■ **Written task**
Write out every entry word for word.

[Begin Information provided]

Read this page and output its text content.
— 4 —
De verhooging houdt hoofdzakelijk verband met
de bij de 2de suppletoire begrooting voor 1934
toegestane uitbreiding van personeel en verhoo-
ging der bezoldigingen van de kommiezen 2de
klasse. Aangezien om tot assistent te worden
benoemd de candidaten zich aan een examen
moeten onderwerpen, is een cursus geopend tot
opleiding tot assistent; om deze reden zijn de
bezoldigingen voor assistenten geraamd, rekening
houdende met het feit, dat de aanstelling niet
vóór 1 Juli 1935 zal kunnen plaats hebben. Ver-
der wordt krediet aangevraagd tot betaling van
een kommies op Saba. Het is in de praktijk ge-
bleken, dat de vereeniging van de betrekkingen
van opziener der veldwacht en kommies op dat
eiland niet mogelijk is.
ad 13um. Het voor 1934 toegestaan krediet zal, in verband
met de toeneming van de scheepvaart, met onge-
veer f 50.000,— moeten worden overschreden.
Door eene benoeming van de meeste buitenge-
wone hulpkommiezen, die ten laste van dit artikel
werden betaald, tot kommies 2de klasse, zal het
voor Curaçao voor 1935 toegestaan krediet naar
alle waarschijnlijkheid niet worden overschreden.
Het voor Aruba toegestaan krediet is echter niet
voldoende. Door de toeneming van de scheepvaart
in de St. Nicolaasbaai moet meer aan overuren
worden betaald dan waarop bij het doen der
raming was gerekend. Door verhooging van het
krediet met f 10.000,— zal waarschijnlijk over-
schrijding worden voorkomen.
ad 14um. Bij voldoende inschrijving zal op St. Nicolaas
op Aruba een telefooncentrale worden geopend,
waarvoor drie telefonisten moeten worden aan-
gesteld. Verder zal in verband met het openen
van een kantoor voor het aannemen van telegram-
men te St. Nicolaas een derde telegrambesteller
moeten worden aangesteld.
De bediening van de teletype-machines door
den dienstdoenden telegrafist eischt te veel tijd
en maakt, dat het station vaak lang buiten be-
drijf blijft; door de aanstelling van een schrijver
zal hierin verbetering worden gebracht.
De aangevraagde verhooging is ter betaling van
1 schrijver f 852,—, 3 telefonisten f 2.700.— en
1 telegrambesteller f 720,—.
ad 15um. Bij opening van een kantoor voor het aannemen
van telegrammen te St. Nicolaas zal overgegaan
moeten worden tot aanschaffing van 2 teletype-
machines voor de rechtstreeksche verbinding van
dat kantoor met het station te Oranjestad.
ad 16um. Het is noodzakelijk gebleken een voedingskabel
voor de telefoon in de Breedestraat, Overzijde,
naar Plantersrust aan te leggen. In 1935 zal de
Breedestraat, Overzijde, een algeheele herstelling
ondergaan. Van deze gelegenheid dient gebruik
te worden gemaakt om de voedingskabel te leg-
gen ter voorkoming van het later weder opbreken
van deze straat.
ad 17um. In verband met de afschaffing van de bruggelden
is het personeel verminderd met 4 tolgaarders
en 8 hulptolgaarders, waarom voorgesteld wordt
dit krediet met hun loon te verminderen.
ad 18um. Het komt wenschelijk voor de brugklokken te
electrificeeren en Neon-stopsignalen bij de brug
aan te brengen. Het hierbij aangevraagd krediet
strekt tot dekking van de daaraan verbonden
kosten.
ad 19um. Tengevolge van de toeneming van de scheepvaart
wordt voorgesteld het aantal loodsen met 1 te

[End Information provided]

■ **Solution to this problem**
Read this page and output its text content.
— 4 —
De verhooging houdt hoofdzakelijk verband met
de bij de 2de suppletoire begrooting voor 1934
toegestane uitbreiding van personeel en verhoo-
ging der bezoldigingen van de kommiezen 2de
klasse. Aangezien om tot assistent te worden
benoemd de candidaten zich aan een examen
moeten onderwerpen, is een cursus geopend tot
opleiding tot assistent; om deze reden zijn de
bezoldigingen voor assistenten geraamd, rekening
houdende met het feit, dat de aanstelling niet
vóór 1 Juli 1935 zal kunnen plaats hebben. Ver-
der wordt krediet aangevraagd tot betaling van
een kommies op Saba. Het is in de praktijk ge-
bleken, dat de vereeniging van de betrekkingen
van opziener der veldwacht en kommies op dat
eiland niet mogelijk is.
ad 13um. Het voor 1934 toegestaan krediet zal, in verband
met de toeneming van de scheepvaart, met onge-
veer f 50.000,— moeten worden overschreden.
Door eene benoeming van de meeste buitenge-
wone hulpkommiezen, die ten laste van dit artikel
werden betaald, tot kommies 2de klasse, zal het
voor Curaçao voor 1935 toegestaan krediet naar
alle waarschijnlijkheid niet worden overschreden.
Het voor Aruba toegestaan krediet is echter niet
voldoende. Door de toeneming van de scheepvaart
in de St. Nicolaasbaai moet meer aan overuren
worden betaald dan waarop bij het doen der
raming was gerekend. Door verhooging van het
krediet met f 10.000,— zal waarschijnlijk over-
schrijding worden voorkomen.
ad 14um. Bij voldoende inschrijving zal op St. Nicolaas
op Aruba een telefooncentrale worden geopend,
waarvoor drie telefonisten moeten worden aan-
gesteld. Verder zal in verband met het openen
van een kantoor voor het aannemen van telegram-
men te St. Nicolaas een derde telegrambesteller
moeten worden aangesteld.
De bediening van de teletype-machines door
den dienstdoenden telegrafist eischt te veel tijd
en maakt, dat het station vaak lang buiten be-
drijf blijft; door de aanstelling van een schrijver
zal hierin verbetering worden gebracht.
De aangevraagde verhooging is ter betaling van
1 schrijver f 852,—, 3 telefonisten f 2.700.— en
1 telegrambesteller f 720,—.
ad 15um. Bij opening van een kantoor voor het aannemen
van telegrammen te St. Nicolaas zal overgegaan
moeten worden tot aanschaffing van 2 teletype-
machines voor de rechtstreeksche verbinding van
dat kantoor met het station te Oranjestad.
ad 16um. Het is noodzakelijk gebleken een voedingskabel
voor de telefoon in de Breedestraat, Overzijde,
naar Plantersrust aan te leggen. In 1935 zal de
Breedestraat, Overzijde, een algeheele herstelling
ondergaan. Van deze gelegenheid dient gebruik
te worden gemaakt om de voedingskabel te leg-
gen ter voorkoming van het later weder opbreken
van deze straat.
ad 17um. In verband met de afschaffing van de bruggelden
is het personeel verminderd met 4 tolgaarders
en 8 hulptolgaarders, waarom voorgesteld wordt
dit krediet met hun loon te verminderen.
ad 18um. Het komt wenschelijk voor de brugklokken te
electrificeeren en Neon-stopsignalen bij de brug
aan te brengen. Het hierbij aangevraagd krediet
strekt tot dekking van de daaraan verbonden
kosten.
ad 19um. Tengevolge van de toeneming van de scheepvaart
wordt voorgesteld het aantal loodsen met 1 te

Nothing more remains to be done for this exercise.